SUPPLIED PASSAGE -
○ ○ ○ ○

I just can't care anymore. If you prefer 16/44.1, God Bless you. If you insist on 24/192, enjoy.

What I don't understand is how folks listen to music from the 50's, for example, which sounds like absolute crap and praise it for it outstanding, never better, a classic that will always be the gold standard performance.

Generally they enjoy this unsurpassed music on YouTube or some MP3 platform.

Speaking for myself, without excellent sound quality, it does not matter how wonderful the performance is, it will sound like crap.


----------



## AndorFoldes

eljr said:


> What I don't understand is how folks listen to music from the 50's, for example, which sounds like absolute crap and praise it for it outstanding, never better, a classic that will always be the gold standard performance.
> 
> Generally they enjoy this unsurpassed music on YouTube or some MP3 platform.
> 
> Speaking for myself, without excellent sound quality, it does not matter how wonderful the performance is, it will sound like crap.


I think this is a good point, although some recordings from the 1950s are very good, and have been really well remastered, such as some of the RCA Living Stereo series. Bad sound is quite frustrating, especially when you can hear that the performance is excellent, and it's not limited to recordings from the 1950s.


----------



## eljr

AndorFoldes said:


> I think this is a good point, although some recordings from the 1950s are very good, and have been really well remastered, such as some of the RCA Living Stereo series. Bad sound is quite frustrating, especially when you can hear that the performance is excellent, and it's not limited to recordings from the 1950s.


I have come to realize I have a very low tolerance for poor sound. I'll even walk out of a beer hall if the amplification has any imperfections.


----------



## NoCoPilot

eljr said:


> Speaking for myself, without excellent sound quality, it does not matter how wonderful the performance is, it will sound like crap.

○ ○ ○ ○

LIST OF TASKS -
A - In the forum thread on sound quality, which recording series does AndorFoldes cite as an example of well-remastered recordings from the 1950s?
B - State whether each statement agrees with the forum thread on sound quality, answering yes or no and quoting the words that decide it: (i) eljr is willing to leave a beer hall over flawed amplification; (ii) AndorFoldes says bad sound is confined to recordings from the 1950s; (iii) eljr says people generally enjoy music from the 1950s on vinyl.
C - Carry on the forum thread on sound quality from the point at which it stops.
The items that follow are not required for any of this work.

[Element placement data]
○ ○ ○ ○

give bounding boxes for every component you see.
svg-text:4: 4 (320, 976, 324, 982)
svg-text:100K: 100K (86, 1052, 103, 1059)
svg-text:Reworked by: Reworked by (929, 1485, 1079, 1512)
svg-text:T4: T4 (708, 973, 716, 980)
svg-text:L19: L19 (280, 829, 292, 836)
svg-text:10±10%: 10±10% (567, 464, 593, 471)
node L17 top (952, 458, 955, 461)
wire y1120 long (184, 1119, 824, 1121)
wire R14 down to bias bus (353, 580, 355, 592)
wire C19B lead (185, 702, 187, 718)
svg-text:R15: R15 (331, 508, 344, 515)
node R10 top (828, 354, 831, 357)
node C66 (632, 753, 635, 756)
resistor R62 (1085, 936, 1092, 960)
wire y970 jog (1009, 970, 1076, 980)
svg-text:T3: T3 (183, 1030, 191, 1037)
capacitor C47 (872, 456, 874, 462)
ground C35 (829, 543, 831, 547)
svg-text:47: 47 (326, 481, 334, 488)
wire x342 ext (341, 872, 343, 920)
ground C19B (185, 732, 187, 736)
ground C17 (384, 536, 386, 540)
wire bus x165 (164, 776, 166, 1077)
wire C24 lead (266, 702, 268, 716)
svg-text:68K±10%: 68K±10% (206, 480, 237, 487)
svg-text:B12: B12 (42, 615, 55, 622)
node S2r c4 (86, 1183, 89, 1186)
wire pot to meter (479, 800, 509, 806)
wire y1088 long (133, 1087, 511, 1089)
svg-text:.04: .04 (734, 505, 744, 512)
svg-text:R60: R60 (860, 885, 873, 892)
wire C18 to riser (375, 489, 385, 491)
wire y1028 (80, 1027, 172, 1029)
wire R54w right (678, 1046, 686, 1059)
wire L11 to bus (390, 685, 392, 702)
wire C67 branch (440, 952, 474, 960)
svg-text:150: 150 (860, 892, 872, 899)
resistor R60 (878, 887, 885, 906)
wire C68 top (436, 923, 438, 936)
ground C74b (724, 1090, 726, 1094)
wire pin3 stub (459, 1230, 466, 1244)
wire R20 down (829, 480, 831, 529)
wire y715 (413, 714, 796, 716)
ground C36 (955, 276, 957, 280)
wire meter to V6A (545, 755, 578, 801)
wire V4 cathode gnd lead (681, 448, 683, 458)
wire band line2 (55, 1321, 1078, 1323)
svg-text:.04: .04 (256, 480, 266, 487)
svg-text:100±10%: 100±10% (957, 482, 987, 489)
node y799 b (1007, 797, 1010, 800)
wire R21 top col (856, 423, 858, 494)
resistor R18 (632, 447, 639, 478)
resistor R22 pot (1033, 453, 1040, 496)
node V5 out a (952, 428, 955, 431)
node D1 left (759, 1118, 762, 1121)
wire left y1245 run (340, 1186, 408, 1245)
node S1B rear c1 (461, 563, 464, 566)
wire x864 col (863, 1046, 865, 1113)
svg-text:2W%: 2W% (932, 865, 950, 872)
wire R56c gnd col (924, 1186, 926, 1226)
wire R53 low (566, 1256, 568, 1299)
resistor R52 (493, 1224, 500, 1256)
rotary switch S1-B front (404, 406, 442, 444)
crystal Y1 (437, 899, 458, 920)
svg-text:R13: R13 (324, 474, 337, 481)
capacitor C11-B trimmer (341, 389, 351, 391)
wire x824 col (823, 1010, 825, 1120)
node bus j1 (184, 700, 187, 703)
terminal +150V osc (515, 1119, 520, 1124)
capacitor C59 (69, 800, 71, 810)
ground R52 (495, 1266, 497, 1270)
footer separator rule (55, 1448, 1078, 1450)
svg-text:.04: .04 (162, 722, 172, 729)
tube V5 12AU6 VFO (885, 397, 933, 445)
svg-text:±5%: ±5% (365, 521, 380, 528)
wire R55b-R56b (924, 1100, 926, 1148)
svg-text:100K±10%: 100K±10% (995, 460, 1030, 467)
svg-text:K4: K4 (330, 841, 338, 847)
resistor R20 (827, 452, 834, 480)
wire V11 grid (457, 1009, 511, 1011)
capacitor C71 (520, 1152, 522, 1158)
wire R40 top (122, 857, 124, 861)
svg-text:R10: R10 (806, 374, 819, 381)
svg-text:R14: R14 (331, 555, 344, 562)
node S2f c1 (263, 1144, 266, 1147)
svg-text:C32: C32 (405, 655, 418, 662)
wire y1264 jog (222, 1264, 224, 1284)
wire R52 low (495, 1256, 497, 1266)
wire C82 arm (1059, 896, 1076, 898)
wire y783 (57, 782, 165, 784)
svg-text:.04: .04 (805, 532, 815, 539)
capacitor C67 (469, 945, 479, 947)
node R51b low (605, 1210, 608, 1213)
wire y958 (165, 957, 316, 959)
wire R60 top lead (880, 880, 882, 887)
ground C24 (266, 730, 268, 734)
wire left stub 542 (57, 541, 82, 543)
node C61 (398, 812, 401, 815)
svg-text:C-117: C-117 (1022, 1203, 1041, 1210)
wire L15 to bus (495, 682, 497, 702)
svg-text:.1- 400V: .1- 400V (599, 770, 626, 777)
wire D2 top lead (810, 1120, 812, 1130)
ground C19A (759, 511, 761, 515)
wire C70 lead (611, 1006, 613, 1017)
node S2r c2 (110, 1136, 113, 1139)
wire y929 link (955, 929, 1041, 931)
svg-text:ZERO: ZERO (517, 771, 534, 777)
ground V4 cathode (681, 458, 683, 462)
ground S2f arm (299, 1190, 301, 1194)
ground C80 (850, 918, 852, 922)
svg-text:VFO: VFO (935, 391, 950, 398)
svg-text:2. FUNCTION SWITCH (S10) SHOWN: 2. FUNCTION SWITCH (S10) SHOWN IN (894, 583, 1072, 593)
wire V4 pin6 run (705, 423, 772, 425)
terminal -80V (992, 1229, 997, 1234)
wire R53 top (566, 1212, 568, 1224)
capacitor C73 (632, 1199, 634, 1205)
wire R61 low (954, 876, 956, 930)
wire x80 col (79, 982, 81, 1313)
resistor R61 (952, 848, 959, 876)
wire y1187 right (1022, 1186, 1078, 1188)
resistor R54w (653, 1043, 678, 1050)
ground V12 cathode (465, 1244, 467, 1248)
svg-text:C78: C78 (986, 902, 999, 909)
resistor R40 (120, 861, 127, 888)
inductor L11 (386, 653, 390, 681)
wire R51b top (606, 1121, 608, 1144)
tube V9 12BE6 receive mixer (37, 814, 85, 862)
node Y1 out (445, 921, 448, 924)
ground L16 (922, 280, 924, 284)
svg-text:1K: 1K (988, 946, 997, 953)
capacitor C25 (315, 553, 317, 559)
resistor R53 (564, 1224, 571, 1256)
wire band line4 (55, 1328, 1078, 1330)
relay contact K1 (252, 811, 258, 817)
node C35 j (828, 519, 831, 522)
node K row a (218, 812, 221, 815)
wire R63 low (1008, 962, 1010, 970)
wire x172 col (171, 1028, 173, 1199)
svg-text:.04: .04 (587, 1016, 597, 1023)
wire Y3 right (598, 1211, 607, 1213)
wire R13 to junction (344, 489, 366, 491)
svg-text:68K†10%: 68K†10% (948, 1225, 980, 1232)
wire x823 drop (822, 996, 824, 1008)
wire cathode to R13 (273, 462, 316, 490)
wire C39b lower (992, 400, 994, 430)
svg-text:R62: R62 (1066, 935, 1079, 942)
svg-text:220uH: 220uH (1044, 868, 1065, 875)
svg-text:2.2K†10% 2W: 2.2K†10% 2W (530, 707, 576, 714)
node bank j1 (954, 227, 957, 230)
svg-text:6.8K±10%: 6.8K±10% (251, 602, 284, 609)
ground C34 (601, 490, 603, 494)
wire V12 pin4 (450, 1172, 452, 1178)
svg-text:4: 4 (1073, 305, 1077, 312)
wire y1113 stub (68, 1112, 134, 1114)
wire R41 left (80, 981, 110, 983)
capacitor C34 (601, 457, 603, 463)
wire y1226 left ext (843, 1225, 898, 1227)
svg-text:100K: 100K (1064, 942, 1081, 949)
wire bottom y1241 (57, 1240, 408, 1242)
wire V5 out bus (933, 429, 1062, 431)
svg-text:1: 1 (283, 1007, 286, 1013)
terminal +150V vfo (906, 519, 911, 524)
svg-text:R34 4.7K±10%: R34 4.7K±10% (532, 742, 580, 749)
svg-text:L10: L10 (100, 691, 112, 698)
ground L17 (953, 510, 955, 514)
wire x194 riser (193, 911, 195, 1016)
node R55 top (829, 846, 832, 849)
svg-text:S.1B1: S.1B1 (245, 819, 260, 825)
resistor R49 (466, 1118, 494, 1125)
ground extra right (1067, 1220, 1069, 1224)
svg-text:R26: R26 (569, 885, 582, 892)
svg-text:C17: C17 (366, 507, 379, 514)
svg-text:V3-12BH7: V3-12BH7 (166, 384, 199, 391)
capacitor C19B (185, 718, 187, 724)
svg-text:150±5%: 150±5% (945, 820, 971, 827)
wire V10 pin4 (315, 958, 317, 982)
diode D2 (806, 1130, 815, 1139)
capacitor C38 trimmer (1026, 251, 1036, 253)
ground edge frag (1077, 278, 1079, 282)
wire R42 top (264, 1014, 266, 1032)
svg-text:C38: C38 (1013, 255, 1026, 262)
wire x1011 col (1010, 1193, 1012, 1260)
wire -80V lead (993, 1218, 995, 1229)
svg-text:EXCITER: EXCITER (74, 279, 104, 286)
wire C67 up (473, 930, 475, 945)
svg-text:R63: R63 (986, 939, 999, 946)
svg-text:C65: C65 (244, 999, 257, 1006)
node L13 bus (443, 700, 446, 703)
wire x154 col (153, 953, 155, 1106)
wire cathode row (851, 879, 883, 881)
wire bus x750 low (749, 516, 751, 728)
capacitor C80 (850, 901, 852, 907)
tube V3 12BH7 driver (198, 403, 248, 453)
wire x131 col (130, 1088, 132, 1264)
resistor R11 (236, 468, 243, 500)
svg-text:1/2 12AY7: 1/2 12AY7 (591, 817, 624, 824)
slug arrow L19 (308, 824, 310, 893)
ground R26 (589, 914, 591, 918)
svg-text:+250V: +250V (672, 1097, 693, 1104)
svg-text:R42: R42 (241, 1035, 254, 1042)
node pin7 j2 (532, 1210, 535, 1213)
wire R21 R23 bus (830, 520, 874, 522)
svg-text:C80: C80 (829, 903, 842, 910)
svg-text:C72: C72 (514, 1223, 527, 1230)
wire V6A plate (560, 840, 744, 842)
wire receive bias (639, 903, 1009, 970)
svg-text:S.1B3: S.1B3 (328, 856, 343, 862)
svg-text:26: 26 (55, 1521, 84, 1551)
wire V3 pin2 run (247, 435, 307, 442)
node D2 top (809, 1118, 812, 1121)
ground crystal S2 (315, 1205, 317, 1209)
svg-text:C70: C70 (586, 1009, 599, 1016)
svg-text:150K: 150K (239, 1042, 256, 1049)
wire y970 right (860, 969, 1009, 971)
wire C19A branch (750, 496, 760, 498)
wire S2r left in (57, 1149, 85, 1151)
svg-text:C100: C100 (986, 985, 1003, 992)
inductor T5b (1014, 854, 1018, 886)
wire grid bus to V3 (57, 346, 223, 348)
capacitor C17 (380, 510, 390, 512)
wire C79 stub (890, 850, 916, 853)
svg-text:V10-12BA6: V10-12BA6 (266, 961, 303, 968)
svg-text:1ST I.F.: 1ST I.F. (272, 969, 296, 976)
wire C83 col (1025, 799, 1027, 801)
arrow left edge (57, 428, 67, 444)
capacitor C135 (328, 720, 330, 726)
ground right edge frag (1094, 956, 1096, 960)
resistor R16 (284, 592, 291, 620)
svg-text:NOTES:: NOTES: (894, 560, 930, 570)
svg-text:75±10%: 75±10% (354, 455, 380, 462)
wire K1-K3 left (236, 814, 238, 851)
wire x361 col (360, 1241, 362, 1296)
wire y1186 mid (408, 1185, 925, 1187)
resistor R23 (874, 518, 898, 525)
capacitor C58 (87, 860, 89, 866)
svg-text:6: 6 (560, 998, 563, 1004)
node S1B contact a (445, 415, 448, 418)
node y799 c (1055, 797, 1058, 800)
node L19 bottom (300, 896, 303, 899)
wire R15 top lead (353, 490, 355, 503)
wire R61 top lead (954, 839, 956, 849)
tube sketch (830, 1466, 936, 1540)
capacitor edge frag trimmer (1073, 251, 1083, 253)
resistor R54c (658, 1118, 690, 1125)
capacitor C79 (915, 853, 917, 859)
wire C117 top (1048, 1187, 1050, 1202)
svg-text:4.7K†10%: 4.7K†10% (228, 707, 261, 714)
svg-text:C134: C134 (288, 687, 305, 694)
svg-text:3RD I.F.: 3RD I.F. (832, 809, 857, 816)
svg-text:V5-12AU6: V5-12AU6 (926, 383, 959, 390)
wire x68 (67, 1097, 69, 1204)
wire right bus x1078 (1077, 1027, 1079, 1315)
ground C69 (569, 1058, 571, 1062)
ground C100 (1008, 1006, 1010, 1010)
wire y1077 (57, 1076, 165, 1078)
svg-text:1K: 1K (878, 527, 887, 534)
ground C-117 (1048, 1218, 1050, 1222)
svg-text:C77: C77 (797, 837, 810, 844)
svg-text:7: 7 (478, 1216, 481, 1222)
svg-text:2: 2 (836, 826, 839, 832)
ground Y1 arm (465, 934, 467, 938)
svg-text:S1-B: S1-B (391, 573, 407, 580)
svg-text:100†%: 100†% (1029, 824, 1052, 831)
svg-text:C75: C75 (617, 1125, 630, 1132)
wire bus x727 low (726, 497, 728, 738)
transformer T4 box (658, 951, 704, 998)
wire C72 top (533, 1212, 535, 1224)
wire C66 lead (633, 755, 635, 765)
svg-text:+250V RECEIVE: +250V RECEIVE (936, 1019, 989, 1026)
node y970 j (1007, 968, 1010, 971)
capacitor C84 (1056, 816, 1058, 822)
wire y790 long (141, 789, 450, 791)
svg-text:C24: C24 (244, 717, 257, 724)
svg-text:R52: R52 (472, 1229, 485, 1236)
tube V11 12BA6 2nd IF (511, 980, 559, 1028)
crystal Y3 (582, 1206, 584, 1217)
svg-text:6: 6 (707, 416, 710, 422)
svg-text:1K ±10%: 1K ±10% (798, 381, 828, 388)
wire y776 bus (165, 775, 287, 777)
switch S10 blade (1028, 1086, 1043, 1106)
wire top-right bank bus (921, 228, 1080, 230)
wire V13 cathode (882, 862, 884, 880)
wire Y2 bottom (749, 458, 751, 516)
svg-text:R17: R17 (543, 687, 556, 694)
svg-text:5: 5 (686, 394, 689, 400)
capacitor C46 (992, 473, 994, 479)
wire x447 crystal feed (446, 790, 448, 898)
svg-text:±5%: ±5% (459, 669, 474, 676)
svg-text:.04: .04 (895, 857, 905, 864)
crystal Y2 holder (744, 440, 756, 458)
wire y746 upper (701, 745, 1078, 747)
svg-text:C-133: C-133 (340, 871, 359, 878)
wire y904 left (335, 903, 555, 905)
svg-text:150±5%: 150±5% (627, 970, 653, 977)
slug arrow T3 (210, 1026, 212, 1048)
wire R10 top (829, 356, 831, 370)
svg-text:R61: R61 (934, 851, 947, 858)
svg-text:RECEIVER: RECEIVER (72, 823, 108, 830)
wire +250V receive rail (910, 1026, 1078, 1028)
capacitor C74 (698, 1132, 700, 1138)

○ ○ ○ ○

RESULTS BY TASK -
A - Some of the RCA Living Stereo series.

B -
(i) Yes: "I'll even walk out of a beer hall if the amplification has any imperfections."
(ii) No: "it's not limited to recordings from the 1950s."
(iii) No: "Generally they enjoy this unsurpassed music on YouTube or some MP3 platform."

C -
Actually there's a pretty wide gulf between "excellent sound quality" and "absolute crap." There are a great many recordings from the '60s-'80s which, while no longer state-of-the-art, are nonetheless still very, very good and still enjoyable. The Columbia "Great Performances" series, the RCA "Living Stereo" series, Decca's "Phase 4 Stereo" series, the "Philadelphia 360º Sound" series, and others keep a lot of worthy recordings in circulation a lifetime after their debut.

To limit oneself only to "excellent sound quality" would cut out anything prior to maybe 2010, which would eliminate a lot of world-class performers and conductors who are unfortunately no longer with us. This would be cutting off your nose to spite your face.


----------



## Joe B

NoCoPilot said:


> *To limit oneself only to "excellent sound quality" would cut out anything prior to maybe 2010*, which would eliminate a lot of world-class performers and conductors who are unfortunately no longer with us. This would be cutting off your nose to spite your face.


Where in the world did you come up with that?


----------



## RobertKC

In response to the recent discussion about the audio quality of modern vs. vintage recordings, I'll elaborate briefly on my post #20 in this thread.

This afternoon I conducted rapid-fire listening tests of a few of the 15 recordings of Beethoven 9 that I listed in my post #20. (Several years ago, I sampled all 15 recordings.) These recordings span 7 decades.

I listened on my basement: Front, center, and left speakers are Klipsch RF-7 II. A single rear speaker is a Klipsch RF-7. Subwoofers: SVS SB16-Ultra and Klipsch R-115SW (connected via Y-adaptor). Source: Oppo UDP-205. For this listening session, I chose my Scott LK150 (KT88 power amp, front-ended by a Schiit Loki tone-control) to drive the main L&R speakers, and my Scott 272 (EL34 integrated amp) to drive the center and single rear speaker.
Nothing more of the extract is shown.